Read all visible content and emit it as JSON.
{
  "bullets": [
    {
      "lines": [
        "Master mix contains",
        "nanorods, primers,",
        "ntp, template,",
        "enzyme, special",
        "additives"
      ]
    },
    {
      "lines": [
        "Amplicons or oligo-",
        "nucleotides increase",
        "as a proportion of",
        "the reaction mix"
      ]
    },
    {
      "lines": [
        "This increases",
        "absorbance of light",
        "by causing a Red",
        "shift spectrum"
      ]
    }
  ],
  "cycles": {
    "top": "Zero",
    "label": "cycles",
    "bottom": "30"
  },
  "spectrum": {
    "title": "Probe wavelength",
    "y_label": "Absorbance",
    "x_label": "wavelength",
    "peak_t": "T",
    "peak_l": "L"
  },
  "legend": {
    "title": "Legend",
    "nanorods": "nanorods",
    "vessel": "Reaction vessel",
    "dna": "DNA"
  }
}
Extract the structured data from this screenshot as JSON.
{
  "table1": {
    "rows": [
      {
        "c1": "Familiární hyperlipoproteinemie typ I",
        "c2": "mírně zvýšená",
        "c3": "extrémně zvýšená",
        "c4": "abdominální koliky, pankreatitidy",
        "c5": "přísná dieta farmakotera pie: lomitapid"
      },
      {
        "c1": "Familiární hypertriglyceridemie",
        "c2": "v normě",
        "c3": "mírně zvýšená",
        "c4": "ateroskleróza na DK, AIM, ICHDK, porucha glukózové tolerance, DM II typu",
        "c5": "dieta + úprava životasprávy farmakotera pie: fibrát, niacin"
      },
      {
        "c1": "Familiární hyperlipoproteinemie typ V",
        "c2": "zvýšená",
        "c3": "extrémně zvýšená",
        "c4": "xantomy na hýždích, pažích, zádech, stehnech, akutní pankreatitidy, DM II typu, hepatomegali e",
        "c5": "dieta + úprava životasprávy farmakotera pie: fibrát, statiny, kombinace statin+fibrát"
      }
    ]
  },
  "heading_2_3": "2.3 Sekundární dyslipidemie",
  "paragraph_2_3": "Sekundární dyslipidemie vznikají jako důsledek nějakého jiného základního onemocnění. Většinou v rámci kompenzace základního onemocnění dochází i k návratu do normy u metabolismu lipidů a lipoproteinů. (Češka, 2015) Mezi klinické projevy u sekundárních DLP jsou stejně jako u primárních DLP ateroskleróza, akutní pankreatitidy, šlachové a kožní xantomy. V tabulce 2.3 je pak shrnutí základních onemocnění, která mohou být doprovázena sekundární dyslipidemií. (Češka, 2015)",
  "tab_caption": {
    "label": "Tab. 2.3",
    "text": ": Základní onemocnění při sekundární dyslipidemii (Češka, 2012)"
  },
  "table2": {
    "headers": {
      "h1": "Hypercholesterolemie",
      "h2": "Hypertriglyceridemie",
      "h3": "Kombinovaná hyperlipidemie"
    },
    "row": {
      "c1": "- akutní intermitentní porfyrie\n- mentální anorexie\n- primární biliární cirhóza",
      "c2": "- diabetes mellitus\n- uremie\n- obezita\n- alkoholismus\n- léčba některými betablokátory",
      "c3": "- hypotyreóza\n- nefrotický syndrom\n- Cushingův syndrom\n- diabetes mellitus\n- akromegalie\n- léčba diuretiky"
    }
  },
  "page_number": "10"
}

PROBLEM STATEMENT:
Set down, exactly and completely, all of the material.

RESULT FOR THIS EXERCISE:
Read all visible content and emit it as JSON.
{
  "bullets": [
    {
      "lines": [
        "Master mix contains",
        "nanorods, primers,",
        "ntp, template,",
        "enzyme, special",
        "additives"
      ]
    },
    {
      "lines": [
        "Amplicons or oligo-",
        "nucleotides increase",
        "as a proportion of",
        "the reaction mix"
      ]
    },
    {
      "lines": [
        "This increases",
        "absorbance of light",
        "by causing a Red",
        "shift spectrum"
      ]
    }
  ],
  "cycles": {
    "top": "Zero",
    "label": "cycles",
    "bottom": "30"
  },
  "spectrum": {
    "title": "Probe wavelength",
    "y_label": "Absorbance",
    "x_label": "wavelength",
    "peak_t": "T",
    "peak_l": "L"
  },
  "legend": {
    "title": "Legend",
    "nanorods": "nanorods",
    "vessel": "Reaction vessel",
    "dna": "DNA"
  }
}
Extract the structured data from this screenshot as JSON.
{
  "table1": {
    "rows": [
      {
        "c1": "Familiární hyperlipoproteinemie typ I",
        "c2": "mírně zvýšená",
        "c3": "extrémně zvýšená",
        "c4": "abdominální koliky, pankreatitidy",
        "c5": "přísná dieta farmakotera pie: lomitapid"
      },
      {
        "c1": "Familiární hypertriglyceridemie",
        "c2": "v normě",
        "c3": "mírně zvýšená",
        "c4": "ateroskleróza na DK, AIM, ICHDK, porucha glukózové tolerance, DM II typu",
        "c5": "dieta + úprava životasprávy farmakotera pie: fibrát, niacin"
      },
      {
        "c1": "Familiární hyperlipoproteinemie typ V",
        "c2": "zvýšená",
        "c3": "extrémně zvýšená",
        "c4": "xantomy na hýždích, pažích, zádech, stehnech, akutní pankreatitidy, DM II typu, hepatomegali e",
        "c5": "dieta + úprava životasprávy farmakotera pie: fibrát, statiny, kombinace statin+fibrát"
      }
    ]
  },
  "heading_2_3": "2.3 Sekundární dyslipidemie",
  "paragraph_2_3": "Sekundární dyslipidemie vznikají jako důsledek nějakého jiného základního onemocnění. Většinou v rámci kompenzace základního onemocnění dochází i k návratu do normy u metabolismu lipidů a lipoproteinů. (Češka, 2015) Mezi klinické projevy u sekundárních DLP jsou stejně jako u primárních DLP ateroskleróza, akutní pankreatitidy, šlachové a kožní xantomy. V tabulce 2.3 je pak shrnutí základních onemocnění, která mohou být doprovázena sekundární dyslipidemií. (Češka, 2015)",
  "tab_caption": {
    "label": "Tab. 2.3",
    "text": ": Základní onemocnění při sekundární dyslipidemii (Češka, 2012)"
  },
  "table2": {
    "headers": {
      "h1": "Hypercholesterolemie",
      "h2": "Hypertriglyceridemie",
      "h3": "Kombinovaná hyperlipidemie"
    },
    "row": {
      "c1": "- akutní intermitentní porfyrie\n- mentální anorexie\n- primární biliární cirhóza",
      "c2": "- diabetes mellitus\n- uremie\n- obezita\n- alkoholismus\n- léčba některými betablokátory",
      "c3": "- hypotyreóza\n- nefrotický syndrom\n- Cushingův syndrom\n- diabetes mellitus\n- akromegalie\n- léčba diuretiky"
    }
  },
  "page_number": "10"
}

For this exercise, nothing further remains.